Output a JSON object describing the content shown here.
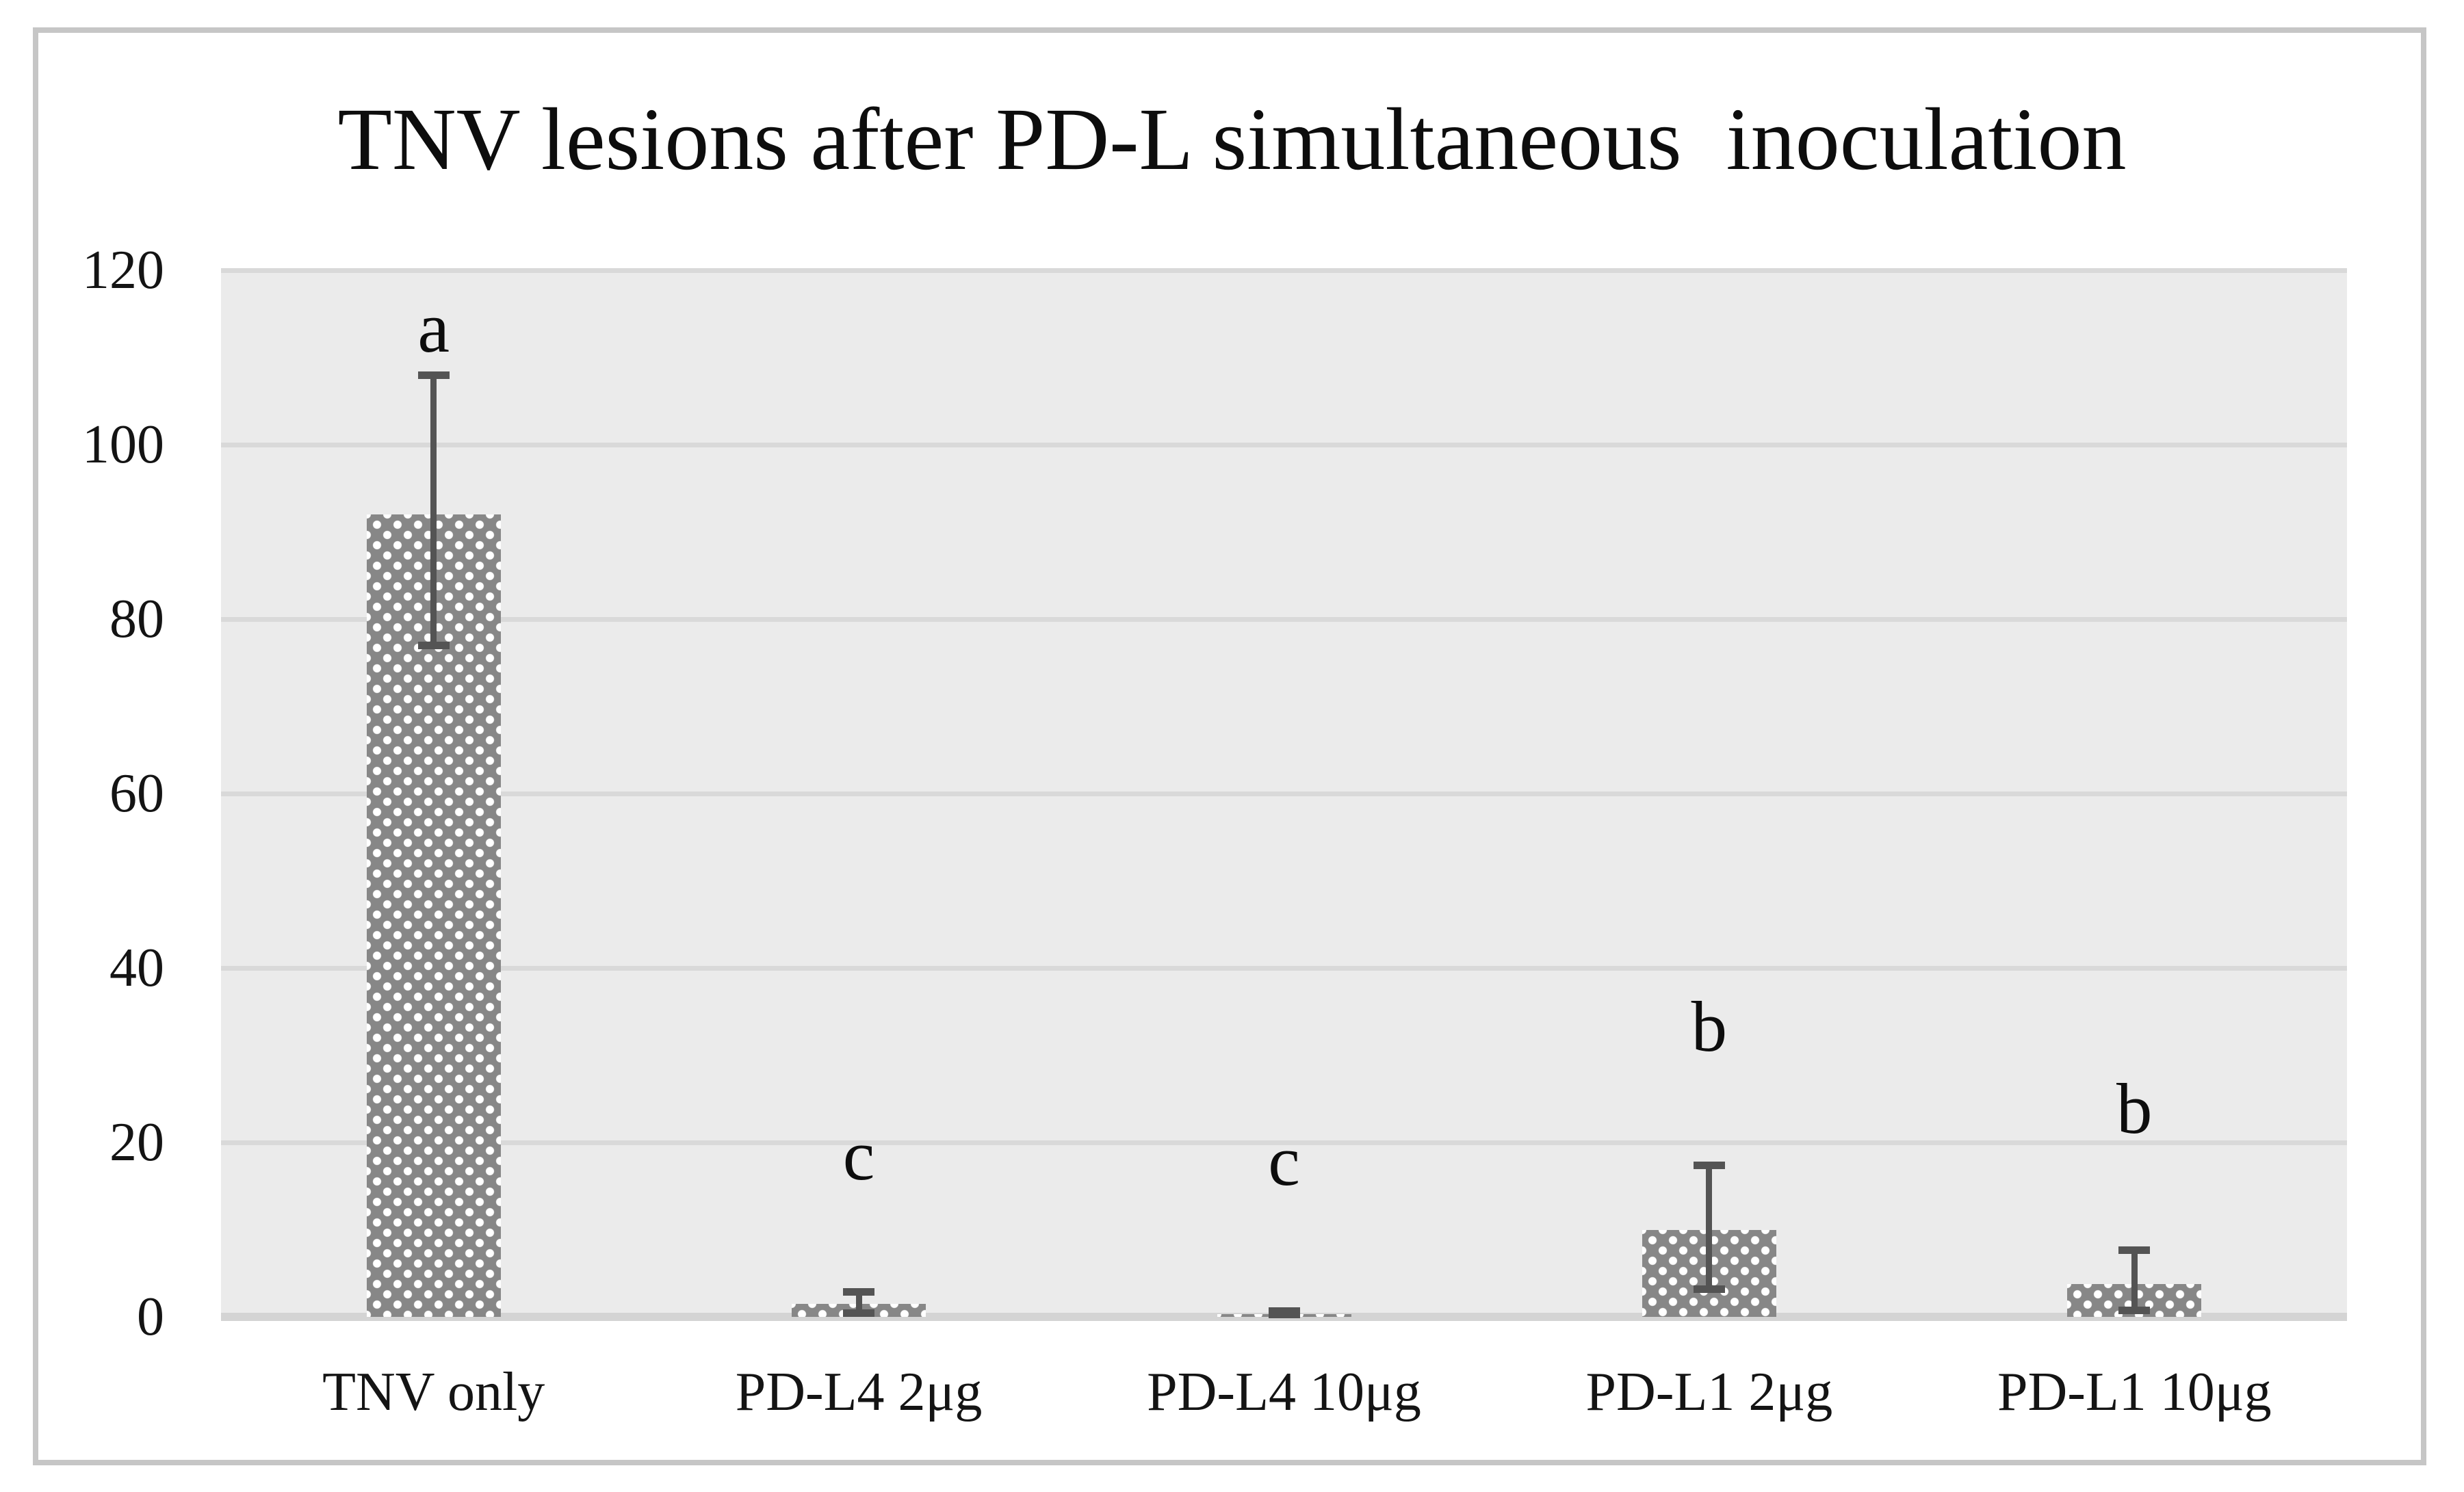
{
  "figure": {
    "title": "TNV lesions after PD-L simultaneous  inoculation"
  },
  "chart_data": {
    "type": "bar",
    "title": "TNV lesions after PD-L simultaneous inoculation",
    "categories": [
      "TNV only",
      "PD-L4 2μg",
      "PD-L4 10μg",
      "PD-L1 2μg",
      "PD-L1 10μg"
    ],
    "values": [
      92,
      1.5,
      0.3,
      10,
      3.8
    ],
    "error_high": [
      108,
      2.9,
      0.7,
      17.4,
      7.7
    ],
    "error_low": [
      77,
      0.5,
      0.3,
      3.2,
      0.8
    ],
    "sig_letters": [
      "a",
      "c",
      "c",
      "b",
      "b"
    ],
    "sig_letter_y": [
      113.5,
      18.6,
      18.0,
      33.3,
      23.9
    ],
    "xlabel": "",
    "ylabel": "",
    "ylim": [
      0,
      120
    ],
    "yticks": [
      0,
      20,
      40,
      60,
      80,
      100,
      120
    ],
    "grid": true,
    "legend": "none",
    "bar_fill": "white-dot-pattern-on-gray",
    "colors": {
      "bar_base": "#878787",
      "bar_dot": "#ffffff",
      "plot_bg": "#ebebeb",
      "gridline": "#d9d9d9",
      "axis_line": "#d4d4d4",
      "error_bar": "#545454",
      "text": "#141414",
      "frame_border": "#c6c6c6",
      "background": "#ffffff"
    }
  }
}
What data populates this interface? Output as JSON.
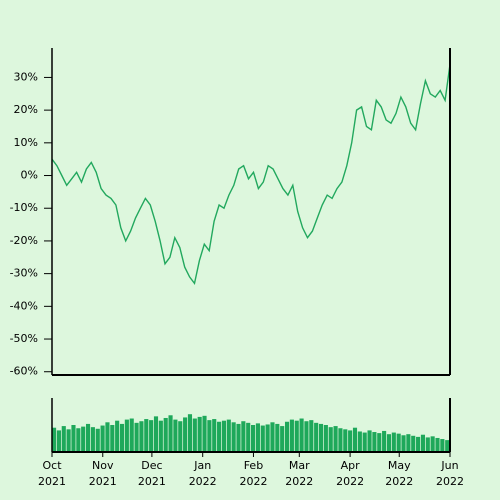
{
  "chart_data": [
    {
      "type": "line",
      "color": "#22a85e",
      "values": [
        5,
        3,
        0,
        -3,
        -1,
        1,
        -2,
        2,
        4,
        1,
        -4,
        -6,
        -7,
        -9,
        -16,
        -20,
        -17,
        -13,
        -10,
        -7,
        -9,
        -14,
        -20,
        -27,
        -25,
        -19,
        -22,
        -28,
        -31,
        -33,
        -26,
        -21,
        -23,
        -14,
        -9,
        -10,
        -6,
        -3,
        2,
        3,
        -1,
        1,
        -4,
        -2,
        3,
        2,
        -1,
        -4,
        -6,
        -3,
        -11,
        -16,
        -19,
        -17,
        -13,
        -9,
        -6,
        -7,
        -4,
        -2,
        3,
        10,
        20,
        21,
        15,
        14,
        23,
        21,
        17,
        16,
        19,
        24,
        21,
        16,
        14,
        22,
        29,
        25,
        24,
        26,
        23,
        34
      ],
      "xlim": [
        0,
        81
      ],
      "ylim": [
        -61,
        39
      ],
      "yticks": [
        {
          "value": 30,
          "label": "30%"
        },
        {
          "value": 20,
          "label": "20%"
        },
        {
          "value": 10,
          "label": "10%"
        },
        {
          "value": 0,
          "label": "0%"
        },
        {
          "value": -10,
          "label": "-10%"
        },
        {
          "value": -20,
          "label": "-20%"
        },
        {
          "value": -30,
          "label": "-30%"
        },
        {
          "value": -40,
          "label": "-40%"
        },
        {
          "value": -50,
          "label": "-50%"
        },
        {
          "value": -60,
          "label": "-60%"
        }
      ]
    },
    {
      "type": "bar",
      "color": "#1ea85a",
      "values": [
        45,
        40,
        48,
        42,
        50,
        44,
        47,
        52,
        46,
        43,
        49,
        55,
        50,
        58,
        52,
        60,
        62,
        54,
        57,
        61,
        59,
        66,
        58,
        63,
        68,
        60,
        57,
        64,
        70,
        62,
        65,
        67,
        59,
        61,
        56,
        58,
        60,
        55,
        52,
        57,
        54,
        50,
        53,
        49,
        51,
        55,
        52,
        48,
        56,
        60,
        58,
        62,
        57,
        59,
        54,
        52,
        50,
        46,
        48,
        44,
        42,
        40,
        45,
        38,
        36,
        40,
        37,
        35,
        39,
        33,
        36,
        34,
        31,
        33,
        30,
        28,
        32,
        27,
        29,
        26,
        24,
        22
      ],
      "xlim": [
        0,
        81
      ],
      "ylim": [
        0,
        100
      ],
      "xticks": [
        {
          "value": 0,
          "label": "Oct 2021"
        },
        {
          "value": 10.33,
          "label": "Nov 2021"
        },
        {
          "value": 20.33,
          "label": "Dec 2021"
        },
        {
          "value": 30.67,
          "label": "Jan 2022"
        },
        {
          "value": 41,
          "label": "Feb 2022"
        },
        {
          "value": 50.33,
          "label": "Mar 2022"
        },
        {
          "value": 60.67,
          "label": "Apr 2022"
        },
        {
          "value": 70.67,
          "label": "May 2022"
        },
        {
          "value": 81,
          "label": "Jun 2022"
        }
      ]
    }
  ]
}
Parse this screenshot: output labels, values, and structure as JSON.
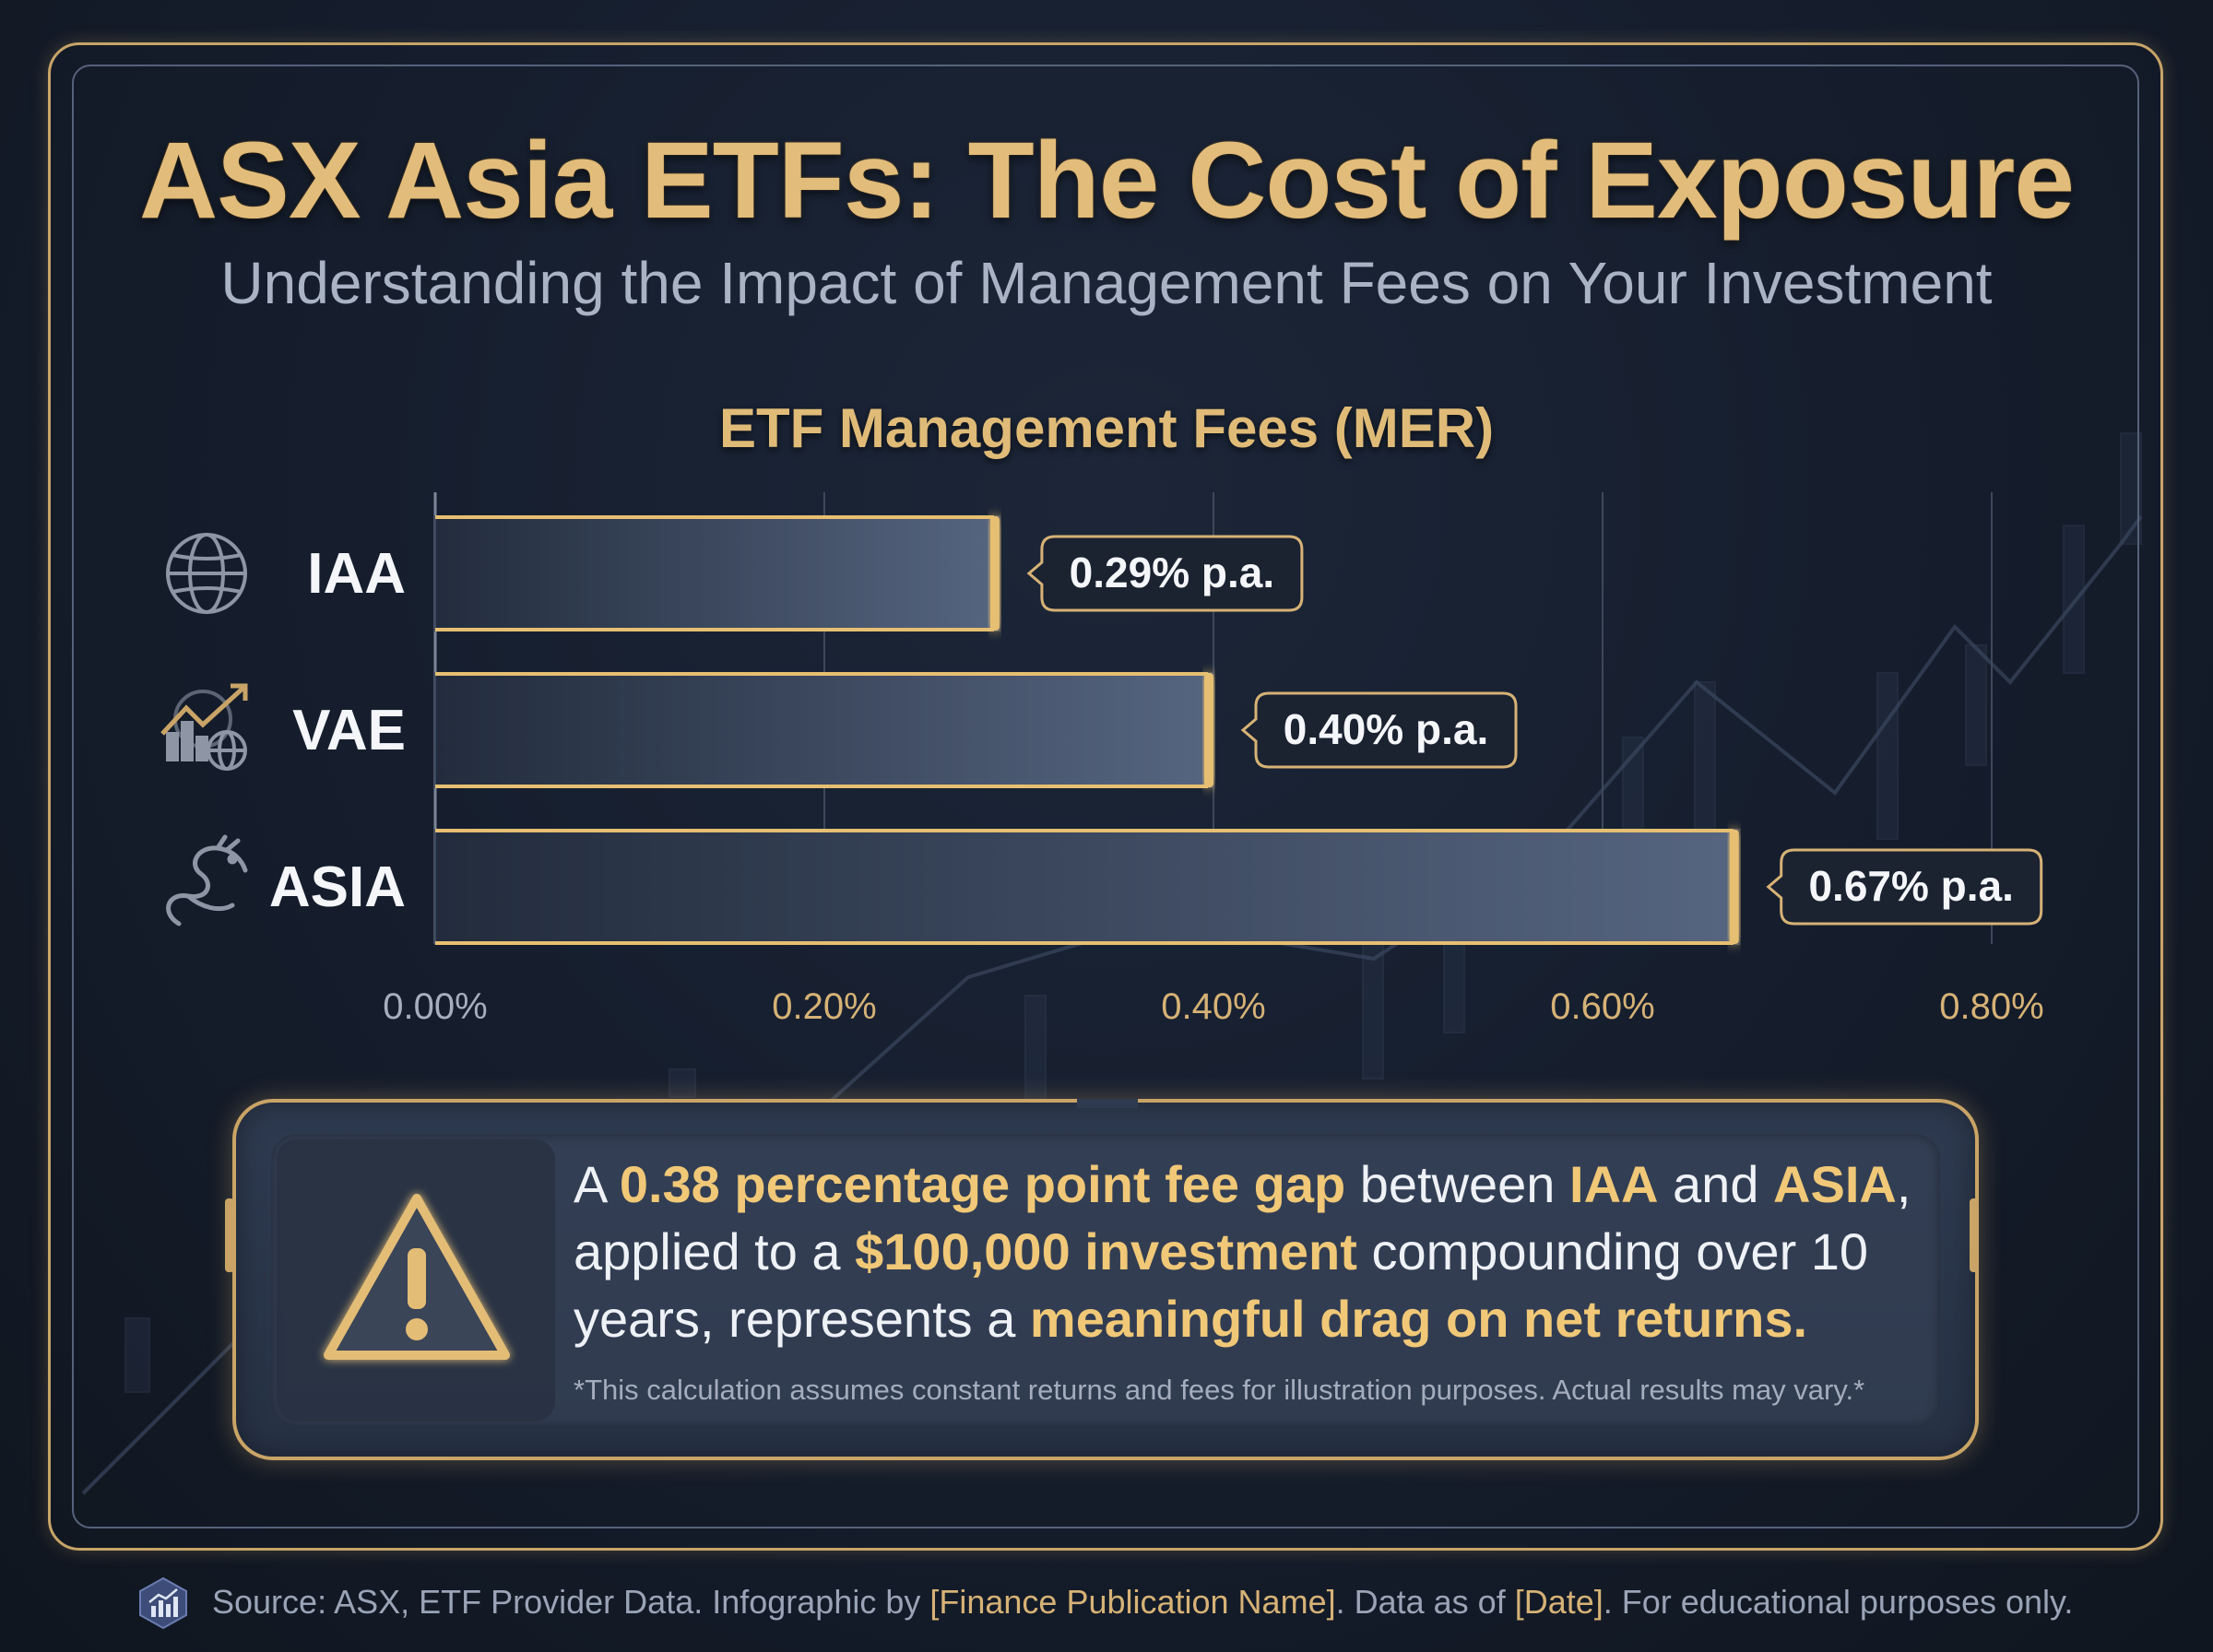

SET TASK.
Quote every record above exactly, leaving out any pictures.

RESULT.
Output a JSON object describing the content shown here.
{
  "figure": {
    "title": "TNV lesions after PD-L simultaneous  inoculation"
  },
  "chart_data": {
    "type": "bar",
    "title": "TNV lesions after PD-L simultaneous inoculation",
    "categories": [
      "TNV only",
      "PD-L4 2μg",
      "PD-L4 10μg",
      "PD-L1 2μg",
      "PD-L1 10μg"
    ],
    "values": [
      92,
      1.5,
      0.3,
      10,
      3.8
    ],
    "error_high": [
      108,
      2.9,
      0.7,
      17.4,
      7.7
    ],
    "error_low": [
      77,
      0.5,
      0.3,
      3.2,
      0.8
    ],
    "sig_letters": [
      "a",
      "c",
      "c",
      "b",
      "b"
    ],
    "sig_letter_y": [
      113.5,
      18.6,
      18.0,
      33.3,
      23.9
    ],
    "xlabel": "",
    "ylabel": "",
    "ylim": [
      0,
      120
    ],
    "yticks": [
      0,
      20,
      40,
      60,
      80,
      100,
      120
    ],
    "grid": true,
    "legend": "none",
    "bar_fill": "white-dot-pattern-on-gray",
    "colors": {
      "bar_base": "#878787",
      "bar_dot": "#ffffff",
      "plot_bg": "#ebebeb",
      "gridline": "#d9d9d9",
      "axis_line": "#d4d4d4",
      "error_bar": "#545454",
      "text": "#141414",
      "frame_border": "#c6c6c6",
      "background": "#ffffff"
    }
  }
}
What data populates this interface? Output as JSON.
{
  "chart_data": [
    {
      "type": "line",
      "color": "#22a85e",
      "values": [
        5,
        3,
        0,
        -3,
        -1,
        1,
        -2,
        2,
        4,
        1,
        -4,
        -6,
        -7,
        -9,
        -16,
        -20,
        -17,
        -13,
        -10,
        -7,
        -9,
        -14,
        -20,
        -27,
        -25,
        -19,
        -22,
        -28,
        -31,
        -33,
        -26,
        -21,
        -23,
        -14,
        -9,
        -10,
        -6,
        -3,
        2,
        3,
        -1,
        1,
        -4,
        -2,
        3,
        2,
        -1,
        -4,
        -6,
        -3,
        -11,
        -16,
        -19,
        -17,
        -13,
        -9,
        -6,
        -7,
        -4,
        -2,
        3,
        10,
        20,
        21,
        15,
        14,
        23,
        21,
        17,
        16,
        19,
        24,
        21,
        16,
        14,
        22,
        29,
        25,
        24,
        26,
        23,
        34
      ],
      "xlim": [
        0,
        81
      ],
      "ylim": [
        -61,
        39
      ],
      "yticks": [
        {
          "value": 30,
          "label": "30%"
        },
        {
          "value": 20,
          "label": "20%"
        },
        {
          "value": 10,
          "label": "10%"
        },
        {
          "value": 0,
          "label": "0%"
        },
        {
          "value": -10,
          "label": "-10%"
        },
        {
          "value": -20,
          "label": "-20%"
        },
        {
          "value": -30,
          "label": "-30%"
        },
        {
          "value": -40,
          "label": "-40%"
        },
        {
          "value": -50,
          "label": "-50%"
        },
        {
          "value": -60,
          "label": "-60%"
        }
      ]
    },
    {
      "type": "bar",
      "color": "#1ea85a",
      "values": [
        45,
        40,
        48,
        42,
        50,
        44,
        47,
        52,
        46,
        43,
        49,
        55,
        50,
        58,
        52,
        60,
        62,
        54,
        57,
        61,
        59,
        66,
        58,
        63,
        68,
        60,
        57,
        64,
        70,
        62,
        65,
        67,
        59,
        61,
        56,
        58,
        60,
        55,
        52,
        57,
        54,
        50,
        53,
        49,
        51,
        55,
        52,
        48,
        56,
        60,
        58,
        62,
        57,
        59,
        54,
        52,
        50,
        46,
        48,
        44,
        42,
        40,
        45,
        38,
        36,
        40,
        37,
        35,
        39,
        33,
        36,
        34,
        31,
        33,
        30,
        28,
        32,
        27,
        29,
        26,
        24,
        22
      ],
      "xlim": [
        0,
        81
      ],
      "ylim": [
        0,
        100
      ],
      "xticks": [
        {
          "value": 0,
          "label": "Oct 2021"
        },
        {
          "value": 10.33,
          "label": "Nov 2021"
        },
        {
          "value": 20.33,
          "label": "Dec 2021"
        },
        {
          "value": 30.67,
          "label": "Jan 2022"
        },
        {
          "value": 41,
          "label": "Feb 2022"
        },
        {
          "value": 50.33,
          "label": "Mar 2022"
        },
        {
          "value": 60.67,
          "label": "Apr 2022"
        },
        {
          "value": 70.67,
          "label": "May 2022"
        },
        {
          "value": 81,
          "label": "Jun 2022"
        }
      ]
    }
  ]
}
Parse this screenshot: output labels, values, and structure as JSON.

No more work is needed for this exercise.